## OBJECTIVE
Answer with the number of lines in the listing below that contain the word "hours", and nothing else.

──────── DATA ROWS

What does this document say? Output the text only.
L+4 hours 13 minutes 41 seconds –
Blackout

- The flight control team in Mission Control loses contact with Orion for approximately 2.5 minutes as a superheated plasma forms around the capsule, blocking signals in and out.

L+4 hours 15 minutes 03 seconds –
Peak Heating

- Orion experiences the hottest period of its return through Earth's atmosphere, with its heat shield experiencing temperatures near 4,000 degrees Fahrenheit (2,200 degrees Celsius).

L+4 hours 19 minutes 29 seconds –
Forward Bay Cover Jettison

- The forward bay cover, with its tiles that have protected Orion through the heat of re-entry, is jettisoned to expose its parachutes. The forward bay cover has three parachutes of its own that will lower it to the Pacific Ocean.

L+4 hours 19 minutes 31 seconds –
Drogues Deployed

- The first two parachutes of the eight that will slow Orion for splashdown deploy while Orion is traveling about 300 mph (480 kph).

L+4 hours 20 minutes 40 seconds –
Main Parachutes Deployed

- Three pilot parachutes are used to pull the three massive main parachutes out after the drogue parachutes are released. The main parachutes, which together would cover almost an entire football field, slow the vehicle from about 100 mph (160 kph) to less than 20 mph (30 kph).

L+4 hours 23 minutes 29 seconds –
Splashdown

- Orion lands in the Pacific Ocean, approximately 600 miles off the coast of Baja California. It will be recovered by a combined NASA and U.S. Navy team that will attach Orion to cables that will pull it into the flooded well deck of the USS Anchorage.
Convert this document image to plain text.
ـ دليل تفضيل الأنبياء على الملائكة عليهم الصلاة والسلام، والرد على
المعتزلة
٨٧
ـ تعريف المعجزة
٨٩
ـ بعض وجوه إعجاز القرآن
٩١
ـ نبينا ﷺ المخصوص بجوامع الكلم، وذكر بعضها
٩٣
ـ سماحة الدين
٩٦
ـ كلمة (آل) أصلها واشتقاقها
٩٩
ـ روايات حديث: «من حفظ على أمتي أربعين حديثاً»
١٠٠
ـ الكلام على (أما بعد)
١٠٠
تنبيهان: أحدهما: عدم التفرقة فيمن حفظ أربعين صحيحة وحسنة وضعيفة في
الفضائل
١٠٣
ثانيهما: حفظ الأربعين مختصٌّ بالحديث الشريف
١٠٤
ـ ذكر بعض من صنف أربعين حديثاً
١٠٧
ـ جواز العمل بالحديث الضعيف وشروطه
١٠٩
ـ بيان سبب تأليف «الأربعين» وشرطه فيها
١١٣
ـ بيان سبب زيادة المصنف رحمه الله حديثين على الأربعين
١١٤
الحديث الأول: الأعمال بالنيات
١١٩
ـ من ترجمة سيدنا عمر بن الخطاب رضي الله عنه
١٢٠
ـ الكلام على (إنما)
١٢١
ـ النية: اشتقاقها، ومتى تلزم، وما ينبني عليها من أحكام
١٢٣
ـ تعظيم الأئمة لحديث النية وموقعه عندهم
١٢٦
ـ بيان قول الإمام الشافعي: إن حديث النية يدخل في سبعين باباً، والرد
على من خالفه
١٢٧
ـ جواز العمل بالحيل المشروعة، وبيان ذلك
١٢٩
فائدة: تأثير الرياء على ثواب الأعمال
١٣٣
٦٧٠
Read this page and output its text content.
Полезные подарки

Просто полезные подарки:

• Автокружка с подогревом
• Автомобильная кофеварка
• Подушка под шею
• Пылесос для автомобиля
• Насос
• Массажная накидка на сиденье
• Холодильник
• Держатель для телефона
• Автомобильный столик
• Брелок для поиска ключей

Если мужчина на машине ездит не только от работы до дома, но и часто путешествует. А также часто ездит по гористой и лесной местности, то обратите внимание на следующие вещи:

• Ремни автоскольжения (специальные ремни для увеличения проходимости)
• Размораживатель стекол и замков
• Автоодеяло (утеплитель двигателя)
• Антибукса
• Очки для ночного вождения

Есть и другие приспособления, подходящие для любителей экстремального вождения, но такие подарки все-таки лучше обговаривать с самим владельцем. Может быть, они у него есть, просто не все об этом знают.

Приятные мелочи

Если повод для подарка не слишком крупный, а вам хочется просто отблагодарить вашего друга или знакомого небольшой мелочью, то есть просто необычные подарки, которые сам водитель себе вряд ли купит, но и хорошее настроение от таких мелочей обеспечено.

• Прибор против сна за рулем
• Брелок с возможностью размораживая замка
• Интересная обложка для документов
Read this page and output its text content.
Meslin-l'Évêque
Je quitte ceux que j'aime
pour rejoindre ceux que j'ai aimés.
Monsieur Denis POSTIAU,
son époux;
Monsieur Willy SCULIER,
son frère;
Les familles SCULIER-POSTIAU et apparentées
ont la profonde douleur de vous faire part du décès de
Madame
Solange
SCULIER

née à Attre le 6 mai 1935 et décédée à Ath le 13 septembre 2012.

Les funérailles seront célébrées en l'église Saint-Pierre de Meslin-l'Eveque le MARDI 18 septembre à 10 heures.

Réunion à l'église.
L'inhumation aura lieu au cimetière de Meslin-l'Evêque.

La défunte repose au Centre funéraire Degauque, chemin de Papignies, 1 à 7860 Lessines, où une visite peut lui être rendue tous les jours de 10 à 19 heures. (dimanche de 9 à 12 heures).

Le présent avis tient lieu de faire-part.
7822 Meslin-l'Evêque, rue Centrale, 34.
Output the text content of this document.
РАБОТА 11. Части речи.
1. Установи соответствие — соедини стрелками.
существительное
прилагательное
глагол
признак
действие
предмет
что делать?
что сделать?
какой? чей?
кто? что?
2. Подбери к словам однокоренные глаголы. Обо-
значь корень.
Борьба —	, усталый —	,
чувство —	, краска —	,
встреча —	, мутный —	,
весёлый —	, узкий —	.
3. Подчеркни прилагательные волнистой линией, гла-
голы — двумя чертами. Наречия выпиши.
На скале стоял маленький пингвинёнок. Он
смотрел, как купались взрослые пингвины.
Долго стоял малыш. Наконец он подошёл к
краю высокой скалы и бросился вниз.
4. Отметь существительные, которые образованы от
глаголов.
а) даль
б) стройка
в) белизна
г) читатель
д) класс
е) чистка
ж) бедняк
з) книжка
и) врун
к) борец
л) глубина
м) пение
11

────────────────

## RESPONSE FOR THIS EXERCISE
6